● **Recorded information**:
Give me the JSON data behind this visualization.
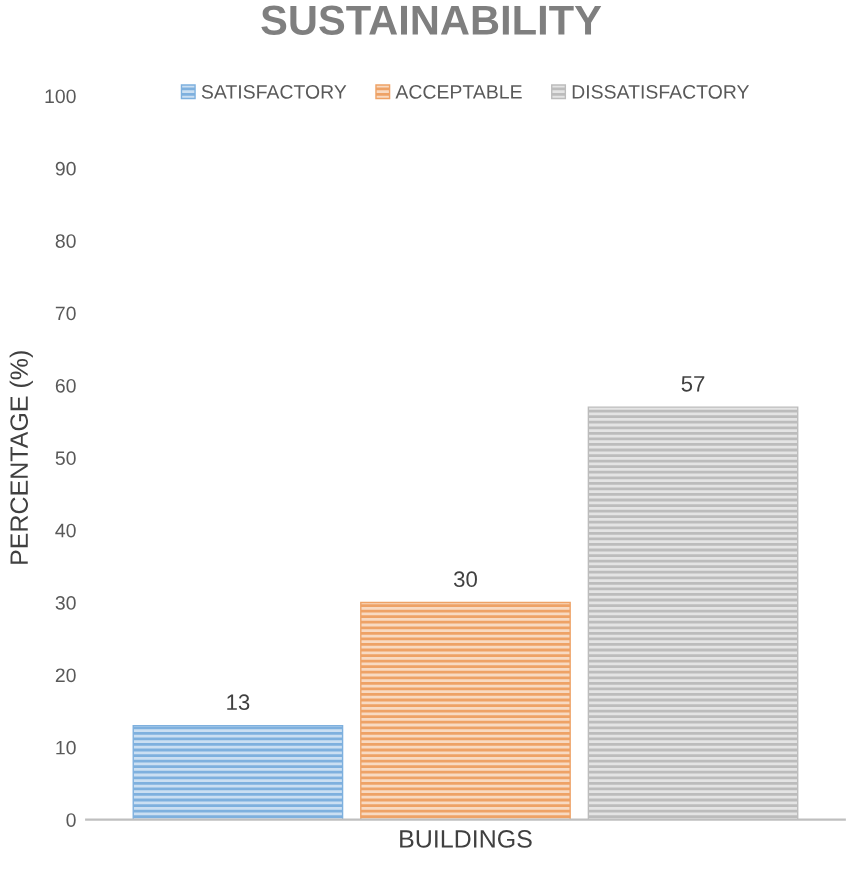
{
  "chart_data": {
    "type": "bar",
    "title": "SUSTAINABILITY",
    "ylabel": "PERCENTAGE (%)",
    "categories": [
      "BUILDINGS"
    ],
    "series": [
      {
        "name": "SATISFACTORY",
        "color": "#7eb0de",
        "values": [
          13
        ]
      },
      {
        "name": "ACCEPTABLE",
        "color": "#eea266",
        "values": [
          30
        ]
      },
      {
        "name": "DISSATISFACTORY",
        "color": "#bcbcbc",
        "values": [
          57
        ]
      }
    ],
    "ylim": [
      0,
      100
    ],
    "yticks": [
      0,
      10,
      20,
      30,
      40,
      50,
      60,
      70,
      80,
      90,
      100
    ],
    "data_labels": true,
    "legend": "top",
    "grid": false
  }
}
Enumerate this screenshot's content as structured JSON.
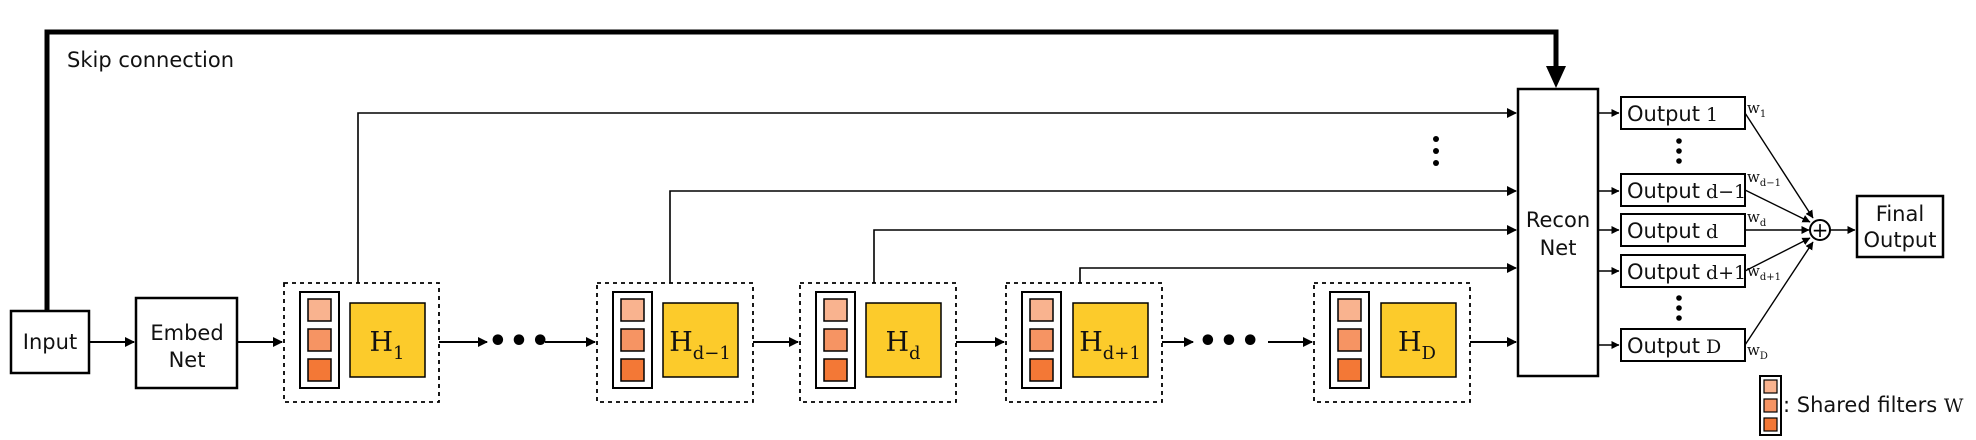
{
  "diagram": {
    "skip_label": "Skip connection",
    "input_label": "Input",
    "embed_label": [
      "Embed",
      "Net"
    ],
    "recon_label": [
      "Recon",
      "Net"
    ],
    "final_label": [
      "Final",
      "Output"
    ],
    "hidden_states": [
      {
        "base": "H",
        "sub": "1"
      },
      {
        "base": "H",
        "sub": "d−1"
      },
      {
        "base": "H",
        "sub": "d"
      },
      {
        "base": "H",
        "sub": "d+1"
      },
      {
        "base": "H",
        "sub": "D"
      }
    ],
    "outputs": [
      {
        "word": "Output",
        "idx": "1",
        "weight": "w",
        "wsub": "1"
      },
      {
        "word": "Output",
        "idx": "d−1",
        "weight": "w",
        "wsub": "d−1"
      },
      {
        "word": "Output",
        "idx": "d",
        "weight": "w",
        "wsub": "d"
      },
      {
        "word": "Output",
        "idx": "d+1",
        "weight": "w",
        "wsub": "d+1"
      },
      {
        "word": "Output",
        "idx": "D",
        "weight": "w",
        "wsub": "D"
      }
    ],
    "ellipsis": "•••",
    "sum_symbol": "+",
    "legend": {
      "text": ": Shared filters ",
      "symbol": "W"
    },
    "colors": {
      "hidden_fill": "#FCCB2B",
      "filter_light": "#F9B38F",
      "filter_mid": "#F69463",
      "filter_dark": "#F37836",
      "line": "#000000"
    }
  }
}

● **Aim**:
Exclude the pictures. Write out the remaining data exactly.

● **Solution below**:
Give me the JSON data behind this visualization.
{
  "chart_data": {
    "type": "bar",
    "title": "SUSTAINABILITY",
    "ylabel": "PERCENTAGE (%)",
    "categories": [
      "BUILDINGS"
    ],
    "series": [
      {
        "name": "SATISFACTORY",
        "color": "#7eb0de",
        "values": [
          13
        ]
      },
      {
        "name": "ACCEPTABLE",
        "color": "#eea266",
        "values": [
          30
        ]
      },
      {
        "name": "DISSATISFACTORY",
        "color": "#bcbcbc",
        "values": [
          57
        ]
      }
    ],
    "ylim": [
      0,
      100
    ],
    "yticks": [
      0,
      10,
      20,
      30,
      40,
      50,
      60,
      70,
      80,
      90,
      100
    ],
    "data_labels": true,
    "legend": "top",
    "grid": false
  }
}
Enumerate this screenshot's content as structured JSON.
{
  "diagram": {
    "skip_label": "Skip connection",
    "input_label": "Input",
    "embed_label": [
      "Embed",
      "Net"
    ],
    "recon_label": [
      "Recon",
      "Net"
    ],
    "final_label": [
      "Final",
      "Output"
    ],
    "hidden_states": [
      {
        "base": "H",
        "sub": "1"
      },
      {
        "base": "H",
        "sub": "d−1"
      },
      {
        "base": "H",
        "sub": "d"
      },
      {
        "base": "H",
        "sub": "d+1"
      },
      {
        "base": "H",
        "sub": "D"
      }
    ],
    "outputs": [
      {
        "word": "Output",
        "idx": "1",
        "weight": "w",
        "wsub": "1"
      },
      {
        "word": "Output",
        "idx": "d−1",
        "weight": "w",
        "wsub": "d−1"
      },
      {
        "word": "Output",
        "idx": "d",
        "weight": "w",
        "wsub": "d"
      },
      {
        "word": "Output",
        "idx": "d+1",
        "weight": "w",
        "wsub": "d+1"
      },
      {
        "word": "Output",
        "idx": "D",
        "weight": "w",
        "wsub": "D"
      }
    ],
    "ellipsis": "•••",
    "sum_symbol": "+",
    "legend": {
      "text": ": Shared filters ",
      "symbol": "W"
    },
    "colors": {
      "hidden_fill": "#FCCB2B",
      "filter_light": "#F9B38F",
      "filter_mid": "#F69463",
      "filter_dark": "#F37836",
      "line": "#000000"
    }
  }
}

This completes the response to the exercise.